● Work to complete
Print the records word for word, from their first line through the line that holds "bar-no-opinion <box>1055 597 1201 694</box>", both included.
- - -
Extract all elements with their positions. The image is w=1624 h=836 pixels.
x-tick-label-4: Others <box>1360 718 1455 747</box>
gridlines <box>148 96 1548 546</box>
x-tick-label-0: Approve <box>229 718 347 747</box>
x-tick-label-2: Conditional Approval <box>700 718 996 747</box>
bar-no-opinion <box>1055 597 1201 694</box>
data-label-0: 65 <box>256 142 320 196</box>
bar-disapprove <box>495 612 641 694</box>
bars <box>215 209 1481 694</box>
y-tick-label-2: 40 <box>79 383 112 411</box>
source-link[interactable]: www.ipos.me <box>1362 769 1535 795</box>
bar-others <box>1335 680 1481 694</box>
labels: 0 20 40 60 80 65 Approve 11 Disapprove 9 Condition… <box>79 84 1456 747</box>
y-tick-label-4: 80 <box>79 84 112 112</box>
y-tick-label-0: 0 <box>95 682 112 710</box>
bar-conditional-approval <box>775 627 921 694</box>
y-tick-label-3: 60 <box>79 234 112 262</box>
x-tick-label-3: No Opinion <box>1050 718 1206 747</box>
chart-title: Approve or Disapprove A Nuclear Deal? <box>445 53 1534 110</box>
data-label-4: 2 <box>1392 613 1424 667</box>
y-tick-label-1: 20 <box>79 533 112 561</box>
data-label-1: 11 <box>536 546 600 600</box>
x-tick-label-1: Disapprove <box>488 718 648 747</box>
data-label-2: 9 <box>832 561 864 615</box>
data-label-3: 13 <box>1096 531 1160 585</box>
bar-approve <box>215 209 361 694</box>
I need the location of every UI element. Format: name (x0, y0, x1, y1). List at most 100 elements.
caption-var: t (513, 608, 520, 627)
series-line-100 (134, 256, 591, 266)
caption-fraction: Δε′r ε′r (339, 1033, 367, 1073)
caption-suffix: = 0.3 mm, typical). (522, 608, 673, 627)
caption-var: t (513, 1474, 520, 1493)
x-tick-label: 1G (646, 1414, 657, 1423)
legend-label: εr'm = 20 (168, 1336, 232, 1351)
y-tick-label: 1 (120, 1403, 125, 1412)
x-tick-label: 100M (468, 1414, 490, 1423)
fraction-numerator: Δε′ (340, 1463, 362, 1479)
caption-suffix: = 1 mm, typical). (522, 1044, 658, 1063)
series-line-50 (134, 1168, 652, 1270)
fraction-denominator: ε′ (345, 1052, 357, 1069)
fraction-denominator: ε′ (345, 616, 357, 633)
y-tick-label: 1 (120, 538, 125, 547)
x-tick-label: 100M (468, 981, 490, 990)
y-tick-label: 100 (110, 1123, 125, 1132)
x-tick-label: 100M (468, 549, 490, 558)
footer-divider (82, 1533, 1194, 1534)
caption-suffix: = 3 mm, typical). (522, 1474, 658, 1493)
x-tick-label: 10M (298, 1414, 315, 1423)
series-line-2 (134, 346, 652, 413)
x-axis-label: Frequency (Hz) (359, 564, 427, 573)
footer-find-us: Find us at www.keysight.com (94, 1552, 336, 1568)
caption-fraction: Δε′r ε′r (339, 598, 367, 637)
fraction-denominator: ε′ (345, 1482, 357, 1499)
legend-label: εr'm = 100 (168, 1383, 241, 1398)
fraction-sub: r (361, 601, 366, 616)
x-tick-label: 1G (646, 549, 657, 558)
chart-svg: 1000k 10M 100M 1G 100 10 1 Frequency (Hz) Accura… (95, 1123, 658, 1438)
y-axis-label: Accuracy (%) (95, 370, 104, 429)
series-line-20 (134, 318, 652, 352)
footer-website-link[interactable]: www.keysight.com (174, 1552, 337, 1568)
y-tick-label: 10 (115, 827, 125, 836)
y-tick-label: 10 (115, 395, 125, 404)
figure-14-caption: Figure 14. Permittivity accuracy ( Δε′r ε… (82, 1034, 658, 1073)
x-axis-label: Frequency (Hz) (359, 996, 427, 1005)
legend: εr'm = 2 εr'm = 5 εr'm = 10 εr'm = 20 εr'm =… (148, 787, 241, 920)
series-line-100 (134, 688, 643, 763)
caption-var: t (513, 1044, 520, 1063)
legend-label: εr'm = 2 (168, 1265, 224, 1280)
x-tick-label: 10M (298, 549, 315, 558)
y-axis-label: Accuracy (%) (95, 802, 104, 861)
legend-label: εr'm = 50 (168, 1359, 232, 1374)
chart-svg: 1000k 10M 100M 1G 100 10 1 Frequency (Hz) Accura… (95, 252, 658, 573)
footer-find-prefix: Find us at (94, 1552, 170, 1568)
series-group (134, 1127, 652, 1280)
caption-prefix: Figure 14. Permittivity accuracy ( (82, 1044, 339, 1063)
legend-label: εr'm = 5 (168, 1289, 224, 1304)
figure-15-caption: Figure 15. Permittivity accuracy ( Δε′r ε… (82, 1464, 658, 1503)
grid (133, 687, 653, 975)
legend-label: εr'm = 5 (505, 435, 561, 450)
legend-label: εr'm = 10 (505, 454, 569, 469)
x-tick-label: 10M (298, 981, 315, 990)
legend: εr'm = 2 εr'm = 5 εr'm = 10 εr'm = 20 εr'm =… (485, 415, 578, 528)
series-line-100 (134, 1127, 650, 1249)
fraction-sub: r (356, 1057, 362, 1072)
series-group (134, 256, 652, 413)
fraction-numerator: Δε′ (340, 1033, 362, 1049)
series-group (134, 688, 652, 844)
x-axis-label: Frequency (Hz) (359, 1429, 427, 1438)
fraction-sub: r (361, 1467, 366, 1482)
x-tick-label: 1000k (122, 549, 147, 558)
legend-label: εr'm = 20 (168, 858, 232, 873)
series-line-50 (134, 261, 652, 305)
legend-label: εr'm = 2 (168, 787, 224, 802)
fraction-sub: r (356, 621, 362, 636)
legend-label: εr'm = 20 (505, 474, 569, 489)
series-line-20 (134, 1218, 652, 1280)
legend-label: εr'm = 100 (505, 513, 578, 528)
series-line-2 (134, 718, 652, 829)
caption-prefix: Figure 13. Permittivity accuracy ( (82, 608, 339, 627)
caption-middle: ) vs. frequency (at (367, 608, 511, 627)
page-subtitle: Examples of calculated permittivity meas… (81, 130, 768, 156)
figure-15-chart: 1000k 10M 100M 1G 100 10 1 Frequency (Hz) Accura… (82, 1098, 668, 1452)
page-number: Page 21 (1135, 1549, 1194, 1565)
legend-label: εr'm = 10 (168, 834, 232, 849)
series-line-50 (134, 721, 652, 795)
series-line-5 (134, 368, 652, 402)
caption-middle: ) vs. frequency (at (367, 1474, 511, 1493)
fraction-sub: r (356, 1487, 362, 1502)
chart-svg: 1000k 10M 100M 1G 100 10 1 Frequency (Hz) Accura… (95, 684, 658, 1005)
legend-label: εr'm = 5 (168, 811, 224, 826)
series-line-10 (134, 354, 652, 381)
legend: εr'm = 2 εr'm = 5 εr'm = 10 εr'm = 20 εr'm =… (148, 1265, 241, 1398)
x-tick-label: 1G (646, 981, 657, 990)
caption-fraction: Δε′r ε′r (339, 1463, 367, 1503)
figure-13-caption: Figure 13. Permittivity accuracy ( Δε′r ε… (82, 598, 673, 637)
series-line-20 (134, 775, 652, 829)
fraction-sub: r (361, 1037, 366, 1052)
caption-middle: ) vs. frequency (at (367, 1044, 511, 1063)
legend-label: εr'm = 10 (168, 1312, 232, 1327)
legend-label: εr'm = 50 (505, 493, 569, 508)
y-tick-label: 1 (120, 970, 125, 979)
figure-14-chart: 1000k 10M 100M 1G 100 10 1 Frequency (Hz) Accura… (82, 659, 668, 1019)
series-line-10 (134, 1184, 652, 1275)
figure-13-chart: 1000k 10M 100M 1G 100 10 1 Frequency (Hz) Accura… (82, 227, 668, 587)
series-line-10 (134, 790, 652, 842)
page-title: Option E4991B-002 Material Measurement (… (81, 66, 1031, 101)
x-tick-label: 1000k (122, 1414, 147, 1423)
- - -
● Result for this task
Extract all elements with their positions. The image is w=1624 h=836 pixels.
x-tick-label-4: Others <box>1360 718 1455 747</box>
gridlines <box>148 96 1548 546</box>
x-tick-label-0: Approve <box>229 718 347 747</box>
x-tick-label-2: Conditional Approval <box>700 718 996 747</box>
bar-no-opinion <box>1055 597 1201 694</box>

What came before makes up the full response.